> _EXERCISE DETAILS_
Copy the lines that follow, keeping every character the same.

> _DATA SECTION_
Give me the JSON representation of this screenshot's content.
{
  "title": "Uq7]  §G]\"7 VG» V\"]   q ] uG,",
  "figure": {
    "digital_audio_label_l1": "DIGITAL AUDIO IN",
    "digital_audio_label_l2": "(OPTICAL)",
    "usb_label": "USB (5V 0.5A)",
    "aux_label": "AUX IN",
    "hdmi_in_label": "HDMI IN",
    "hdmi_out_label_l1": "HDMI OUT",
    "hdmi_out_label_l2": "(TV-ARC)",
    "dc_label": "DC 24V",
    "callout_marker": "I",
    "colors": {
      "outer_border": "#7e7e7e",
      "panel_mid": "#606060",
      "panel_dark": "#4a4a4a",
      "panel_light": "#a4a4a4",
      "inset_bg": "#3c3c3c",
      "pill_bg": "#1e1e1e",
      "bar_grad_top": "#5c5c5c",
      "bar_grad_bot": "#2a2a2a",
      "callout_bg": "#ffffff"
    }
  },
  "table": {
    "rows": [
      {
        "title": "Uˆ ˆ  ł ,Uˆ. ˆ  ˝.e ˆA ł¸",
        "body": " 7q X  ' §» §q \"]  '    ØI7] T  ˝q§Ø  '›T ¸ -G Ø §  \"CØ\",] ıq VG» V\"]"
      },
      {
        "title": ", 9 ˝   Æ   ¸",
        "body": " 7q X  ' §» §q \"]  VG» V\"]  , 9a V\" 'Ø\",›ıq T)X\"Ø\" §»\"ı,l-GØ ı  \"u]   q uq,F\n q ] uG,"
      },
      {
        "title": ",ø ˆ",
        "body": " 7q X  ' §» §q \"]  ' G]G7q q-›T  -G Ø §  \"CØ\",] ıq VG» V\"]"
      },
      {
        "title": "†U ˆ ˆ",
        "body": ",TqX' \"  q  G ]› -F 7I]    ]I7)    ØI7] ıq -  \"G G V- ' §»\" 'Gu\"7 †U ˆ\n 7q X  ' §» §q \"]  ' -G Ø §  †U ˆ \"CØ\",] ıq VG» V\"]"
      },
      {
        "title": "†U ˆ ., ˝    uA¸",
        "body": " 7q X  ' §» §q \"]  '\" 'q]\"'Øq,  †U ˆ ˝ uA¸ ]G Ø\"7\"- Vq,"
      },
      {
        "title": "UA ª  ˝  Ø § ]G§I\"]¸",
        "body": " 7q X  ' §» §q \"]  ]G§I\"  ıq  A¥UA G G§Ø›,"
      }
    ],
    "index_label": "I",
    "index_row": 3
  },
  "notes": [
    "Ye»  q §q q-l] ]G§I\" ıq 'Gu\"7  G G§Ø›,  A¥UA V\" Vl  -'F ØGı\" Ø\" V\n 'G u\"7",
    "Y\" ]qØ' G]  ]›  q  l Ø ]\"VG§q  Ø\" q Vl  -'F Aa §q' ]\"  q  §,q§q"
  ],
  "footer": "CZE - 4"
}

> _ANSWER FOR THE TASK_
Give me the JSON representation of this screenshot's content.
{
  "title": "Uq7]  §G]\"7 VG» V\"]   q ] uG,",
  "figure": {
    "digital_audio_label_l1": "DIGITAL AUDIO IN",
    "digital_audio_label_l2": "(OPTICAL)",
    "usb_label": "USB (5V 0.5A)",
    "aux_label": "AUX IN",
    "hdmi_in_label": "HDMI IN",
    "hdmi_out_label_l1": "HDMI OUT",
    "hdmi_out_label_l2": "(TV-ARC)",
    "dc_label": "DC 24V",
    "callout_marker": "I",
    "colors": {
      "outer_border": "#7e7e7e",
      "panel_mid": "#606060",
      "panel_dark": "#4a4a4a",
      "panel_light": "#a4a4a4",
      "inset_bg": "#3c3c3c",
      "pill_bg": "#1e1e1e",
      "bar_grad_top": "#5c5c5c",
      "bar_grad_bot": "#2a2a2a",
      "callout_bg": "#ffffff"
    }
  },
  "table": {
    "rows": [
      {
        "title": "Uˆ ˆ  ł ,Uˆ. ˆ  ˝.e ˆA ł¸",
        "body": " 7q X  ' §» §q \"]  '    ØI7] T  ˝q§Ø  '›T ¸ -G Ø §  \"CØ\",] ıq VG» V\"]"
      },
      {
        "title": ", 9 ˝   Æ   ¸",
        "body": " 7q X  ' §» §q \"]  VG» V\"]  , 9a V\" 'Ø\",›ıq T)X\"Ø\" §»\"ı,l-GØ ı  \"u]   q uq,F\n q ] uG,"
      },
      {
        "title": ",ø ˆ",
        "body": " 7q X  ' §» §q \"]  ' G]G7q q-›T  -G Ø §  \"CØ\",] ıq VG» V\"]"
      },
      {
        "title": "†U ˆ ˆ",
        "body": ",TqX' \"  q  G ]› -F 7I]    ]I7)    ØI7] ıq -  \"G G V- ' §»\" 'Gu\"7 †U ˆ\n 7q X  ' §» §q \"]  ' -G Ø §  †U ˆ \"CØ\",] ıq VG» V\"]"
      },
      {
        "title": "†U ˆ ., ˝    uA¸",
        "body": " 7q X  ' §» §q \"]  '\" 'q]\"'Øq,  †U ˆ ˝ uA¸ ]G Ø\"7\"- Vq,"
      },
      {
        "title": "UA ª  ˝  Ø § ]G§I\"]¸",
        "body": " 7q X  ' §» §q \"]  ]G§I\"  ıq  A¥UA G G§Ø›,"
      }
    ],
    "index_label": "I",
    "index_row": 3
  },
  "notes": [
    "Ye»  q §q q-l] ]G§I\" ıq 'Gu\"7  G G§Ø›,  A¥UA V\" Vl  -'F ØGı\" Ø\" V\n 'G u\"7",
    "Y\" ]qØ' G]  ]›  q  l Ø ]\"VG§q  Ø\" q Vl  -'F Aa §q' ]\"  q  §,q§q"
  ],
  "footer": "CZE - 4"
}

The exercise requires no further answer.